What is expected> Below are entries to be transcribed exactly; exclude the pictures from the copy.

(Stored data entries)

[start]

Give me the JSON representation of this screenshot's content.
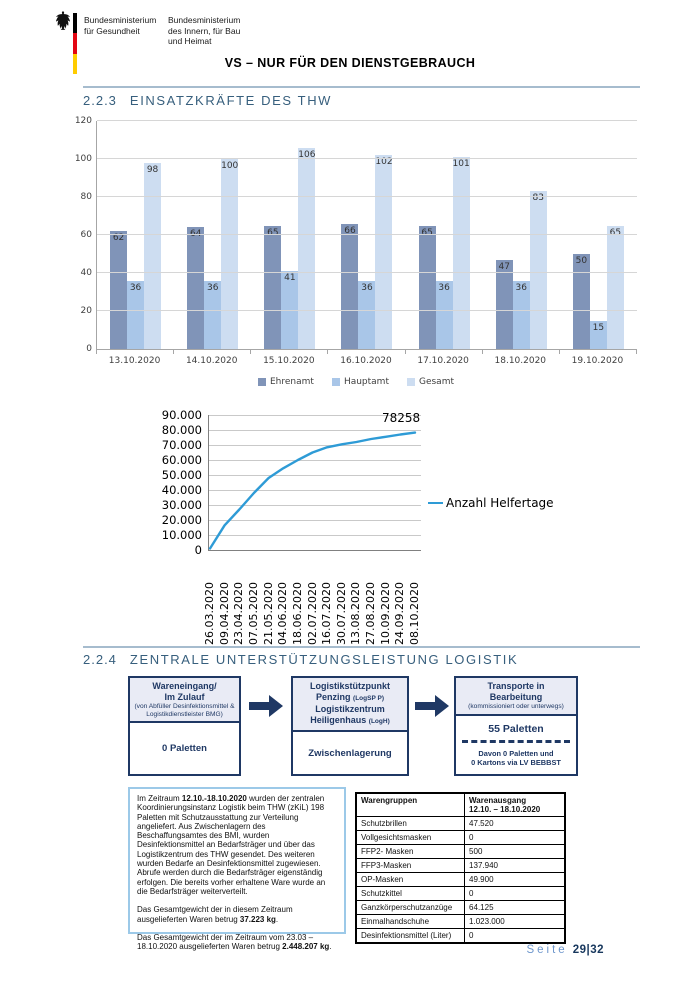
{
  "header": {
    "ministry1": "Bundesministerium\nfür Gesundheit",
    "ministry2": "Bundesministerium\ndes Innern, für Bau\nund Heimat",
    "classification": "VS – NUR FÜR DEN DIENSTGEBRAUCH"
  },
  "sections": {
    "s223": {
      "number": "2.2.3",
      "title": "EINSATZKRÄFTE DES THW"
    },
    "s224": {
      "number": "2.2.4",
      "title": "ZENTRALE UNTERSTÜTZUNGSLEISTUNG LOGISTIK"
    }
  },
  "chart_data": [
    {
      "type": "bar",
      "categories": [
        "13.10.2020",
        "14.10.2020",
        "15.10.2020",
        "16.10.2020",
        "17.10.2020",
        "18.10.2020",
        "19.10.2020"
      ],
      "series": [
        {
          "name": "Ehrenamt",
          "color": "#8094b8",
          "values": [
            62,
            64,
            65,
            66,
            65,
            47,
            50
          ]
        },
        {
          "name": "Hauptamt",
          "color": "#a9c6e8",
          "values": [
            36,
            36,
            41,
            36,
            36,
            36,
            15
          ]
        },
        {
          "name": "Gesamt",
          "color": "#cdddf1",
          "values": [
            98,
            100,
            106,
            102,
            101,
            83,
            65
          ]
        }
      ],
      "ylim": [
        0,
        120
      ],
      "yticks": [
        0,
        20,
        40,
        60,
        80,
        100,
        120
      ],
      "grid": true,
      "legend_position": "bottom",
      "title": "",
      "xlabel": "",
      "ylabel": ""
    },
    {
      "type": "line",
      "x": [
        "26.03.2020",
        "09.04.2020",
        "23.04.2020",
        "07.05.2020",
        "21.05.2020",
        "04.06.2020",
        "18.06.2020",
        "02.07.2020",
        "16.07.2020",
        "30.07.2020",
        "13.08.2020",
        "27.08.2020",
        "10.09.2020",
        "24.09.2020",
        "08.10.2020"
      ],
      "series": [
        {
          "name": "Anzahl Helfertage",
          "color": "#2e9bd6",
          "values": [
            1000,
            16500,
            27000,
            38000,
            48000,
            54500,
            60000,
            65000,
            68500,
            70500,
            72000,
            74000,
            75500,
            77000,
            78258
          ]
        }
      ],
      "ylim": [
        0,
        90000
      ],
      "ytick_labels": [
        "90.000",
        "80.000",
        "70.000",
        "60.000",
        "50.000",
        "40.000",
        "30.000",
        "20.000",
        "10.000",
        "0"
      ],
      "end_label": "78258",
      "grid": true,
      "legend_position": "right",
      "title": "",
      "xlabel": "",
      "ylabel": ""
    }
  ],
  "flow": {
    "box1": {
      "title": "Wareneingang/\nIm Zulauf",
      "subtitle": "(von Abfüller Desinfektionsmittel &\nLogistikdienstleister BMG)",
      "body": "0 Paletten"
    },
    "box2": {
      "line1": "Logistikstützpunkt",
      "line2_main": "Penzing",
      "line2_small": "(LogSP P)",
      "line3": "Logistikzentrum",
      "line4_main": "Heiligenhaus",
      "line4_small": "(LogH)",
      "body": "Zwischenlagerung"
    },
    "box3": {
      "title": "Transporte in\nBearbeitung",
      "subtitle": "(kommissioniert oder unterwegs)",
      "body": "55 Paletten",
      "note": "Davon 0 Paletten und\n0 Kartons via LV BEBBST"
    }
  },
  "infobox": {
    "p1": {
      "pre": "Im Zeitraum ",
      "bold": "12.10.-18.10.2020",
      "post": " wurden der zentralen Koordinierungsinstanz Logistik beim THW (zKiL) 198 Paletten mit Schutzausstattung zur Verteilung angeliefert. Aus Zwischenlagern des Beschaffungsamtes des BMI, wurden Desinfektionsmittel an Bedarfsträger und über das Logistikzentrum des THW gesendet. Des weiteren wurden Bedarfe an Desinfektionsmittel zugewiesen. Abrufe werden durch die Bedarfsträger eigenständig erfolgen. Die bereits vorher erhaltene Ware wurde an die Bedarfsträger weiterverteilt."
    },
    "p2": {
      "pre": "Das Gesamtgewicht der in diesem Zeitraum ausgelieferten Waren betrug ",
      "bold": "37.223 kg",
      "post": "."
    },
    "p3": {
      "pre": "Das Gesamtgewicht der im Zeitraum vom 23.03 – 18.10.2020 ausgelieferten Waren betrug ",
      "bold": "2.448.207 kg",
      "post": "."
    }
  },
  "table": {
    "headers": [
      "Warengruppen",
      "Warenausgang\n12.10. – 18.10.2020"
    ],
    "rows": [
      [
        "Schutzbrillen",
        "47.520"
      ],
      [
        "Vollgesichtsmasken",
        "0"
      ],
      [
        "FFP2- Masken",
        "500"
      ],
      [
        "FFP3-Masken",
        "137.940"
      ],
      [
        "OP-Masken",
        "49.900"
      ],
      [
        "Schutzkittel",
        "0"
      ],
      [
        "Ganzkörperschutzanzüge",
        "64.125"
      ],
      [
        "Einmalhandschuhe",
        "1.023.000"
      ],
      [
        "Desinfektionsmittel (Liter)",
        "0"
      ]
    ]
  },
  "footer": {
    "label": "Seite",
    "page": "29|32"
  },
  "colors": {
    "accent_navy": "#1f3864",
    "heading_blue": "#375f7d",
    "line_blue": "#2e9bd6",
    "bar_ehrenamt": "#8094b8",
    "bar_hauptamt": "#a9c6e8",
    "bar_gesamt": "#cdddf1"
  }
}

[end]

Solution for this task>
Give me the JSON representation of this screenshot's content.
{
  "header": {
    "ministry1": "Bundesministerium\nfür Gesundheit",
    "ministry2": "Bundesministerium\ndes Innern, für Bau\nund Heimat",
    "classification": "VS – NUR FÜR DEN DIENSTGEBRAUCH"
  },
  "sections": {
    "s223": {
      "number": "2.2.3",
      "title": "EINSATZKRÄFTE DES THW"
    },
    "s224": {
      "number": "2.2.4",
      "title": "ZENTRALE UNTERSTÜTZUNGSLEISTUNG LOGISTIK"
    }
  },
  "chart_data": [
    {
      "type": "bar",
      "categories": [
        "13.10.2020",
        "14.10.2020",
        "15.10.2020",
        "16.10.2020",
        "17.10.2020",
        "18.10.2020",
        "19.10.2020"
      ],
      "series": [
        {
          "name": "Ehrenamt",
          "color": "#8094b8",
          "values": [
            62,
            64,
            65,
            66,
            65,
            47,
            50
          ]
        },
        {
          "name": "Hauptamt",
          "color": "#a9c6e8",
          "values": [
            36,
            36,
            41,
            36,
            36,
            36,
            15
          ]
        },
        {
          "name": "Gesamt",
          "color": "#cdddf1",
          "values": [
            98,
            100,
            106,
            102,
            101,
            83,
            65
          ]
        }
      ],
      "ylim": [
        0,
        120
      ],
      "yticks": [
        0,
        20,
        40,
        60,
        80,
        100,
        120
      ],
      "grid": true,
      "legend_position": "bottom",
      "title": "",
      "xlabel": "",
      "ylabel": ""
    },
    {
      "type": "line",
      "x": [
        "26.03.2020",
        "09.04.2020",
        "23.04.2020",
        "07.05.2020",
        "21.05.2020",
        "04.06.2020",
        "18.06.2020",
        "02.07.2020",
        "16.07.2020",
        "30.07.2020",
        "13.08.2020",
        "27.08.2020",
        "10.09.2020",
        "24.09.2020",
        "08.10.2020"
      ],
      "series": [
        {
          "name": "Anzahl Helfertage",
          "color": "#2e9bd6",
          "values": [
            1000,
            16500,
            27000,
            38000,
            48000,
            54500,
            60000,
            65000,
            68500,
            70500,
            72000,
            74000,
            75500,
            77000,
            78258
          ]
        }
      ],
      "ylim": [
        0,
        90000
      ],
      "ytick_labels": [
        "90.000",
        "80.000",
        "70.000",
        "60.000",
        "50.000",
        "40.000",
        "30.000",
        "20.000",
        "10.000",
        "0"
      ],
      "end_label": "78258",
      "grid": true,
      "legend_position": "right",
      "title": "",
      "xlabel": "",
      "ylabel": ""
    }
  ],
  "flow": {
    "box1": {
      "title": "Wareneingang/\nIm Zulauf",
      "subtitle": "(von Abfüller Desinfektionsmittel &\nLogistikdienstleister BMG)",
      "body": "0 Paletten"
    },
    "box2": {
      "line1": "Logistikstützpunkt",
      "line2_main": "Penzing",
      "line2_small": "(LogSP P)",
      "line3": "Logistikzentrum",
      "line4_main": "Heiligenhaus",
      "line4_small": "(LogH)",
      "body": "Zwischenlagerung"
    },
    "box3": {
      "title": "Transporte in\nBearbeitung",
      "subtitle": "(kommissioniert oder unterwegs)",
      "body": "55 Paletten",
      "note": "Davon 0 Paletten und\n0 Kartons via LV BEBBST"
    }
  },
  "infobox": {
    "p1": {
      "pre": "Im Zeitraum ",
      "bold": "12.10.-18.10.2020",
      "post": " wurden der zentralen Koordinierungsinstanz Logistik beim THW (zKiL) 198 Paletten mit Schutzausstattung zur Verteilung angeliefert. Aus Zwischenlagern des Beschaffungsamtes des BMI, wurden Desinfektionsmittel an Bedarfsträger und über das Logistikzentrum des THW gesendet. Des weiteren wurden Bedarfe an Desinfektionsmittel zugewiesen. Abrufe werden durch die Bedarfsträger eigenständig erfolgen. Die bereits vorher erhaltene Ware wurde an die Bedarfsträger weiterverteilt."
    },
    "p2": {
      "pre": "Das Gesamtgewicht der in diesem Zeitraum ausgelieferten Waren betrug ",
      "bold": "37.223 kg",
      "post": "."
    },
    "p3": {
      "pre": "Das Gesamtgewicht der im Zeitraum vom 23.03 – 18.10.2020 ausgelieferten Waren betrug ",
      "bold": "2.448.207 kg",
      "post": "."
    }
  },
  "table": {
    "headers": [
      "Warengruppen",
      "Warenausgang\n12.10. – 18.10.2020"
    ],
    "rows": [
      [
        "Schutzbrillen",
        "47.520"
      ],
      [
        "Vollgesichtsmasken",
        "0"
      ],
      [
        "FFP2- Masken",
        "500"
      ],
      [
        "FFP3-Masken",
        "137.940"
      ],
      [
        "OP-Masken",
        "49.900"
      ],
      [
        "Schutzkittel",
        "0"
      ],
      [
        "Ganzkörperschutzanzüge",
        "64.125"
      ],
      [
        "Einmalhandschuhe",
        "1.023.000"
      ],
      [
        "Desinfektionsmittel (Liter)",
        "0"
      ]
    ]
  },
  "footer": {
    "label": "Seite",
    "page": "29|32"
  },
  "colors": {
    "accent_navy": "#1f3864",
    "heading_blue": "#375f7d",
    "line_blue": "#2e9bd6",
    "bar_ehrenamt": "#8094b8",
    "bar_hauptamt": "#a9c6e8",
    "bar_gesamt": "#cdddf1"
  }
}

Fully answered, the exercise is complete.